— begin RECORDS FOR THIS TASK —
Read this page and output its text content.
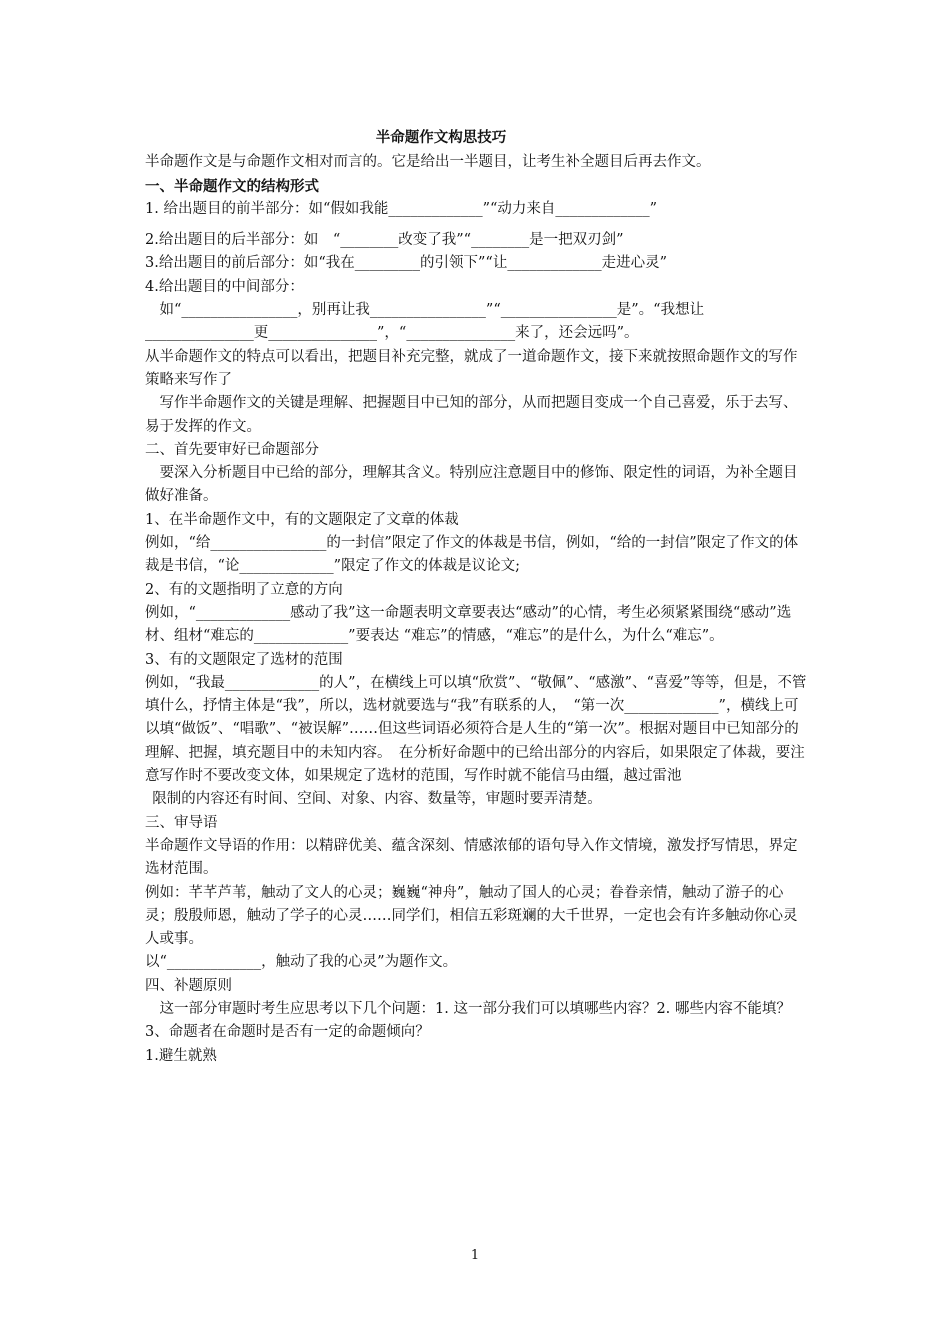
半命题作文构思技巧

半命题作文是与命题作文相对而言的。它是给出一半题目，让考生补全题目后再去作文。

一、半命题作文的结构形式

1. 给出题目的前半部分：如“假如我能_____________”“动力来自_____________”

2.给出题目的后半部分：如　“________改变了我”“________是一把双刃剑”

3.给出题目的前后部分：如“我在_________的引领下”“让_____________走进心灵”

4.给出题目的中间部分：

　如“________________，别再让我________________”“________________是”。“我想让_______________更_______________”，“_______________来了，还会远吗”。

从半命题作文的特点可以看出，把题目补充完整，就成了一道命题作文，接下来就按照命题作文的写作策略来写作了

写作半命题作文的关键是理解、把握题目中已知的部分，从而把题目变成一个自己喜爱，乐于去写、易于发挥的作文。

二、首先要审好已命题部分

要深入分析题目中已给的部分，理解其含义。特别应注意题目中的修饰、限定性的词语，为补全题目做好准备。

1、在半命题作文中，有的文题限定了文章的体裁

例如，“给________________的一封信”限定了作文的体裁是书信，例如，“给的一封信”限定了作文的体裁是书信，“论_____________”限定了作文的体裁是议论文;

2、有的文题指明了立意的方向

例如，“_____________感动了我”这一命题表明文章要表达“感动”的心情，考生必须紧紧围绕“感动”选材、组材“难忘的_____________”要表达 “难忘”的情感，“难忘”的是什么，为什么“难忘”。

3、有的文题限定了选材的范围

例如，“我最_____________的人”，在横线上可以填“欣赏”、“敬佩”、“感激”、“喜爱”等等，但是，不管填什么，抒情主体是“我”，所以，选材就要选与“我”有联系的人，　“第一次_____________”，横线上可以填“做饭”、“唱歌”、“被误解”……但这些词语必须符合是人生的“第一次”。根据对题目中已知部分的理解、把握，填充题目中的未知内容。　在分析好命题中的已给出部分的内容后，如果限定了体裁，要注意写作时不要改变文体，如果规定了选材的范围，写作时就不能信马由缰，越过雷池

限制的内容还有时间、空间、对象、内容、数量等，审题时要弄清楚。

三、审导语

半命题作文导语的作用：以精辟优美、蕴含深刻、情感浓郁的语句导入作文情境，激发抒写情思，界定选材范围。

例如：芊芊芦苇，触动了文人的心灵；巍巍“神舟”，触动了国人的心灵；眷眷亲情，触动了游子的心灵；殷殷师恩，触动了学子的心灵……同学们，相信五彩斑斓的大千世界，一定也会有许多触动你心灵人或事。

以“_____________，触动了我的心灵”为题作文。

四、补题原则

这一部分审题时考生应思考以下几个问题：1. 这一部分我们可以填哪些内容？2. 哪些内容不能填？3、命题者在命题时是否有一定的命题倾向？

1.避生就熟

1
— end RECORDS FOR THIS TASK —
● **EXERCISE**
Copy out all of the data word for word. Do not carry over any picture.

● **CORRECT OUTPUT**
Read this page and output its text content.
半命题作文构思技巧

半命题作文是与命题作文相对而言的。它是给出一半题目，让考生补全题目后再去作文。

一、半命题作文的结构形式

1. 给出题目的前半部分：如“假如我能_____________”“动力来自_____________”

2.给出题目的后半部分：如　“________改变了我”“________是一把双刃剑”

3.给出题目的前后部分：如“我在_________的引领下”“让_____________走进心灵”

4.给出题目的中间部分：

　如“________________，别再让我________________”“________________是”。“我想让_______________更_______________”，“_______________来了，还会远吗”。

从半命题作文的特点可以看出，把题目补充完整，就成了一道命题作文，接下来就按照命题作文的写作策略来写作了

写作半命题作文的关键是理解、把握题目中已知的部分，从而把题目变成一个自己喜爱，乐于去写、易于发挥的作文。

二、首先要审好已命题部分

要深入分析题目中已给的部分，理解其含义。特别应注意题目中的修饰、限定性的词语，为补全题目做好准备。

1、在半命题作文中，有的文题限定了文章的体裁

例如，“给________________的一封信”限定了作文的体裁是书信，例如，“给的一封信”限定了作文的体裁是书信，“论_____________”限定了作文的体裁是议论文;

2、有的文题指明了立意的方向

例如，“_____________感动了我”这一命题表明文章要表达“感动”的心情，考生必须紧紧围绕“感动”选材、组材“难忘的_____________”要表达 “难忘”的情感，“难忘”的是什么，为什么“难忘”。

3、有的文题限定了选材的范围

例如，“我最_____________的人”，在横线上可以填“欣赏”、“敬佩”、“感激”、“喜爱”等等，但是，不管填什么，抒情主体是“我”，所以，选材就要选与“我”有联系的人，　“第一次_____________”，横线上可以填“做饭”、“唱歌”、“被误解”……但这些词语必须符合是人生的“第一次”。根据对题目中已知部分的理解、把握，填充题目中的未知内容。　在分析好命题中的已给出部分的内容后，如果限定了体裁，要注意写作时不要改变文体，如果规定了选材的范围，写作时就不能信马由缰，越过雷池

限制的内容还有时间、空间、对象、内容、数量等，审题时要弄清楚。

三、审导语

半命题作文导语的作用：以精辟优美、蕴含深刻、情感浓郁的语句导入作文情境，激发抒写情思，界定选材范围。

例如：芊芊芦苇，触动了文人的心灵；巍巍“神舟”，触动了国人的心灵；眷眷亲情，触动了游子的心灵；殷殷师恩，触动了学子的心灵……同学们，相信五彩斑斓的大千世界，一定也会有许多触动你心灵人或事。

以“_____________，触动了我的心灵”为题作文。

四、补题原则

这一部分审题时考生应思考以下几个问题：1. 这一部分我们可以填哪些内容？2. 哪些内容不能填？3、命题者在命题时是否有一定的命题倾向？

1.避生就熟

1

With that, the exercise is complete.